Chart and figure data:
◆ ◆ ◆ ◆ ◆
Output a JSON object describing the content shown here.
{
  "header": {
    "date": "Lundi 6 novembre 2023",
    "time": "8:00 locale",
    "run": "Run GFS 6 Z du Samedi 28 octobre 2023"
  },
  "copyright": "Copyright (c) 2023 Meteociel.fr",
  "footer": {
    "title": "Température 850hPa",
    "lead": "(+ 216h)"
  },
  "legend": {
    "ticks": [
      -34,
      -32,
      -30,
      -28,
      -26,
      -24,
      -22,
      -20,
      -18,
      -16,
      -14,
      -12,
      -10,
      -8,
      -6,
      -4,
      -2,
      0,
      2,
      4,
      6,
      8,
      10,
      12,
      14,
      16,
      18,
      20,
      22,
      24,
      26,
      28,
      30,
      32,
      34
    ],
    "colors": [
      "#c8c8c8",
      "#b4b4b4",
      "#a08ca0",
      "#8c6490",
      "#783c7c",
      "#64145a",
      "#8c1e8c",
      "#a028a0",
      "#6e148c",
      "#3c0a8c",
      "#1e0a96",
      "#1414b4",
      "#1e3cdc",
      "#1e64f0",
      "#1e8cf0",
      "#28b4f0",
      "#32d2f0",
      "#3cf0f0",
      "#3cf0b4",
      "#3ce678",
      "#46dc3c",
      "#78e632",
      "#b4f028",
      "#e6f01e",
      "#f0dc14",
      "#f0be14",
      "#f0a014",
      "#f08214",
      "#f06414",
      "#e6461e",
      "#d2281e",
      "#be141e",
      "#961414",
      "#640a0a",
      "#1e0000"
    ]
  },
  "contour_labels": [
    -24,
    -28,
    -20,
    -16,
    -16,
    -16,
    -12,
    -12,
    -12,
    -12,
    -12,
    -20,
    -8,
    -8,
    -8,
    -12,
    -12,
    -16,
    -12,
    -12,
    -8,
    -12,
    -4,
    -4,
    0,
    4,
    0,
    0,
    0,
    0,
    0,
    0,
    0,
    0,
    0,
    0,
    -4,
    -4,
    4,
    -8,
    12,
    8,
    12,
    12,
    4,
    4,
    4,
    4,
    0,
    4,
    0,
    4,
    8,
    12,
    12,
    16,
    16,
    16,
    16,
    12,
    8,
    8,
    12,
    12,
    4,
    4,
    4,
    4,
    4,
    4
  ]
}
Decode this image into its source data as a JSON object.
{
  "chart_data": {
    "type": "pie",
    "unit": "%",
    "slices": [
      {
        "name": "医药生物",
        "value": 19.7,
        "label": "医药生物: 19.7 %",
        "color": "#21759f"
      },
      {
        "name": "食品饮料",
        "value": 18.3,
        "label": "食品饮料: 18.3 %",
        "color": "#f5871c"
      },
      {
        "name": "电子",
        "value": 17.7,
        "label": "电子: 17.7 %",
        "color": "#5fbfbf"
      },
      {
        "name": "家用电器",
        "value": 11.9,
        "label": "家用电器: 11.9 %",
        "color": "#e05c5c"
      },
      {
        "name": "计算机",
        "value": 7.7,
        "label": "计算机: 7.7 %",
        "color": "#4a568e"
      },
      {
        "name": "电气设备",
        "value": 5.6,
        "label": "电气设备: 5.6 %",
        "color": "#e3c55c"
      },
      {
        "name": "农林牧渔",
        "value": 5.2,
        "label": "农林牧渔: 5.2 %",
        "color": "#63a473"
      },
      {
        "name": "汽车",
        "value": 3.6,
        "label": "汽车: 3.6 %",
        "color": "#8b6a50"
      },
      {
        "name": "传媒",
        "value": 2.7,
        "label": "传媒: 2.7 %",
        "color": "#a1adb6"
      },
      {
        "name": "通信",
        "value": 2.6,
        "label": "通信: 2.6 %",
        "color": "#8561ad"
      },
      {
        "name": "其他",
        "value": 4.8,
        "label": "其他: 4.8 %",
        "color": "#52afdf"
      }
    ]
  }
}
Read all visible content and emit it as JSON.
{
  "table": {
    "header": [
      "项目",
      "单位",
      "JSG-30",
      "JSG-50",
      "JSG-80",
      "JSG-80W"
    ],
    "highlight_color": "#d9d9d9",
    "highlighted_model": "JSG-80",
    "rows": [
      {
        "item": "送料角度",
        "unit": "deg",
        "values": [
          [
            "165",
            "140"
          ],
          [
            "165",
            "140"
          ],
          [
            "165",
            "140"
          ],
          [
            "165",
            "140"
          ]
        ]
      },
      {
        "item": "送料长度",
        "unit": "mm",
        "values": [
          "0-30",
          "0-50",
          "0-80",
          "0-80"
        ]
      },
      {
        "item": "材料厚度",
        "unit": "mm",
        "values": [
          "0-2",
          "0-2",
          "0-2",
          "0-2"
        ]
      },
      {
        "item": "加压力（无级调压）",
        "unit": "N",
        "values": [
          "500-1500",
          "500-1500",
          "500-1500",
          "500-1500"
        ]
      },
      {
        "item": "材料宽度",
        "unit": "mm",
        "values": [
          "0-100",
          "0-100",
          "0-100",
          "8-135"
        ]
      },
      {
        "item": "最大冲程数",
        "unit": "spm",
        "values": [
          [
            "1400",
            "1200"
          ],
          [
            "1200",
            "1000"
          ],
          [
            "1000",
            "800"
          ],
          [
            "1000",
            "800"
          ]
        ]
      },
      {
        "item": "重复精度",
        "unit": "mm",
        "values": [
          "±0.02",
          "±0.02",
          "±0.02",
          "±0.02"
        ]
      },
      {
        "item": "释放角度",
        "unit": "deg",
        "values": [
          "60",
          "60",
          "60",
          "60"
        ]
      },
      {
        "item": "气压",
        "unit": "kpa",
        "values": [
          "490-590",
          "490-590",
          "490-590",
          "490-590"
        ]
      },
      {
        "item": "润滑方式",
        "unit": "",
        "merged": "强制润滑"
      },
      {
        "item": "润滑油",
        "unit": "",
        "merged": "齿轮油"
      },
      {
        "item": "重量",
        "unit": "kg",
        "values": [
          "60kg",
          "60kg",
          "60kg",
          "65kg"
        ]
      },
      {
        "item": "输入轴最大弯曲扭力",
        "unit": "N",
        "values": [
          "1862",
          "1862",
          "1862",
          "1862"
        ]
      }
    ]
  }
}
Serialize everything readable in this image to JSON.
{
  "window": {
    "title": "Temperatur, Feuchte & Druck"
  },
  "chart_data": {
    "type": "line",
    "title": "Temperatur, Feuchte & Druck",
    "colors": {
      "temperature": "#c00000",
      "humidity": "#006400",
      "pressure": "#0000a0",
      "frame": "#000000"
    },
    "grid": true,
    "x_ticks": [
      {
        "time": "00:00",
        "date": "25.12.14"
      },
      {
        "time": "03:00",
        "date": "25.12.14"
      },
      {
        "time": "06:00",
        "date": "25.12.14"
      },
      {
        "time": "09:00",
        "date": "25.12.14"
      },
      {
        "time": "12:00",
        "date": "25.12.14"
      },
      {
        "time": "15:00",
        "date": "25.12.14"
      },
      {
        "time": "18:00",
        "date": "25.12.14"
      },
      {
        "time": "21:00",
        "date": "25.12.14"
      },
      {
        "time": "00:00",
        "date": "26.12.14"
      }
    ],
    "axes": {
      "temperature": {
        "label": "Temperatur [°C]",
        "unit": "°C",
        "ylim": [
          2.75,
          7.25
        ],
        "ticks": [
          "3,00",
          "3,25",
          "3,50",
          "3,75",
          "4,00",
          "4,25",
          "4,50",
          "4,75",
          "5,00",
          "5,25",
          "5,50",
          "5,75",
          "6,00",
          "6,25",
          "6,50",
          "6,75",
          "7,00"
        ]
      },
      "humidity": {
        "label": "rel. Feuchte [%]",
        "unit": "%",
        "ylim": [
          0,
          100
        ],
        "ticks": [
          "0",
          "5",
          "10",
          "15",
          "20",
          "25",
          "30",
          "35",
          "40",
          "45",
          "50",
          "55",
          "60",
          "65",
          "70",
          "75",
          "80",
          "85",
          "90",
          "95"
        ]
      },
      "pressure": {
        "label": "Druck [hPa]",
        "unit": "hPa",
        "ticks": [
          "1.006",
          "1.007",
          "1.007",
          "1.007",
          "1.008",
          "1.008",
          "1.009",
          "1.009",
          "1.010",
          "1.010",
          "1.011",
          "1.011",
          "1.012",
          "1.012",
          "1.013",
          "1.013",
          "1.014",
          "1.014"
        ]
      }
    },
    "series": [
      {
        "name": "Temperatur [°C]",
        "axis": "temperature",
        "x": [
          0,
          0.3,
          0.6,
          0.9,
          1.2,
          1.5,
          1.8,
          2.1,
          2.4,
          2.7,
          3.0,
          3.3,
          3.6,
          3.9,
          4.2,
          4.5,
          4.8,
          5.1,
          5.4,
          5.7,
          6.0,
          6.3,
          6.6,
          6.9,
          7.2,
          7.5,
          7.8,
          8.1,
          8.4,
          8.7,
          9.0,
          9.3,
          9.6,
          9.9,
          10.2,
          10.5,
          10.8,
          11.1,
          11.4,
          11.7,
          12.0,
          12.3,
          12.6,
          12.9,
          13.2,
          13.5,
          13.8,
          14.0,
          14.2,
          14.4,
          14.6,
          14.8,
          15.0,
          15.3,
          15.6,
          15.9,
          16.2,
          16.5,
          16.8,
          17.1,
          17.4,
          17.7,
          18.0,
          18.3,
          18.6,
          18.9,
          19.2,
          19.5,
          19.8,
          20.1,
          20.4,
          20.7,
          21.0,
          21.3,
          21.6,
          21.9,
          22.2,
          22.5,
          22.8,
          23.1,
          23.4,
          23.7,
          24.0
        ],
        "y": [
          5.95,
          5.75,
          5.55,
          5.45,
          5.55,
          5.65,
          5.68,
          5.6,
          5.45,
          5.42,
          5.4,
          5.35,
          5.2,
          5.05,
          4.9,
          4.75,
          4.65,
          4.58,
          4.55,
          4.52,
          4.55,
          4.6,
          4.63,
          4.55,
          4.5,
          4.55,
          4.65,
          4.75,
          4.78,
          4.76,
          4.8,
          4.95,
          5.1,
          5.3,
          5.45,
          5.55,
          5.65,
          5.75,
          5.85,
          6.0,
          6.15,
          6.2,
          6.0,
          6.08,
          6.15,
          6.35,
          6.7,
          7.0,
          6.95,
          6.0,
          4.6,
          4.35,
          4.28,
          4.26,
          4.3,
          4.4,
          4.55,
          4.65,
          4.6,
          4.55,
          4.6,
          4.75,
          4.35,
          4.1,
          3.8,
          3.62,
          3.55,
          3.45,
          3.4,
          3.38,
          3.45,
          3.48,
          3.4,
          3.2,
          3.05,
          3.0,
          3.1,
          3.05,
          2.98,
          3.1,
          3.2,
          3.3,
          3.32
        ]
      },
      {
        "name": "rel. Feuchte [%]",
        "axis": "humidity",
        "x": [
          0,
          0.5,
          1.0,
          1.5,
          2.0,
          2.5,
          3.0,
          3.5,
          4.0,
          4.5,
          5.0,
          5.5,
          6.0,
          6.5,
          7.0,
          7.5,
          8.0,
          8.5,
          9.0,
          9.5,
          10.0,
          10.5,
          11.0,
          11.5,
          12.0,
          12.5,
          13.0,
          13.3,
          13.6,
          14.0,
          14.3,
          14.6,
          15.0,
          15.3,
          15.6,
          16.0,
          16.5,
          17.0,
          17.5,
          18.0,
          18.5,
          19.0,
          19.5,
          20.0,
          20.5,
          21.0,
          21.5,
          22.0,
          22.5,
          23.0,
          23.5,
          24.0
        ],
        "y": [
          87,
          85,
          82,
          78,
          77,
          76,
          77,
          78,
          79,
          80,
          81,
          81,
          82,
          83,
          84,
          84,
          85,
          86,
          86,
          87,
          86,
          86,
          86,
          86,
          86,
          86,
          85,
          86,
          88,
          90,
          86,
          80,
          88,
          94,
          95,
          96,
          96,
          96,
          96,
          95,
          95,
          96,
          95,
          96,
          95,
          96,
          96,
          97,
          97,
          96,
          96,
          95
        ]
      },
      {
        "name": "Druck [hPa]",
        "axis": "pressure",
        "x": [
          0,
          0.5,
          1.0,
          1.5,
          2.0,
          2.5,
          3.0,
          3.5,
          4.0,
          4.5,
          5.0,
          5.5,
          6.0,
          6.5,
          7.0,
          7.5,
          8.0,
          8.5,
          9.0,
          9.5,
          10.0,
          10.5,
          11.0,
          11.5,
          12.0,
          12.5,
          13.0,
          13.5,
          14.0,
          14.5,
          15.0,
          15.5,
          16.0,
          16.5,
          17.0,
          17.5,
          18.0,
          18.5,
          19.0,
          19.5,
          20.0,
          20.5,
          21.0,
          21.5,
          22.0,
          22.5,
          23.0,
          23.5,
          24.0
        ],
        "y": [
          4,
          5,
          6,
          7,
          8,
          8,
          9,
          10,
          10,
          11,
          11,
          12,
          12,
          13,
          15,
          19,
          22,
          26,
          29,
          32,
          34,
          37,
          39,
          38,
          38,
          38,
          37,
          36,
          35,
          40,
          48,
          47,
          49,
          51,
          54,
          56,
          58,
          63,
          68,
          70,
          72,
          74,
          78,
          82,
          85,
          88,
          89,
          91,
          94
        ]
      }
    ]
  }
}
◆ ◆ ◆ ◆ ◆
> **Aim of the exercise**: Show all lines in the entries above where the word "image" appears.

> **Task response**:
Decode this image into its source data as a JSON object.
Serialize everything readable in this image to JSON.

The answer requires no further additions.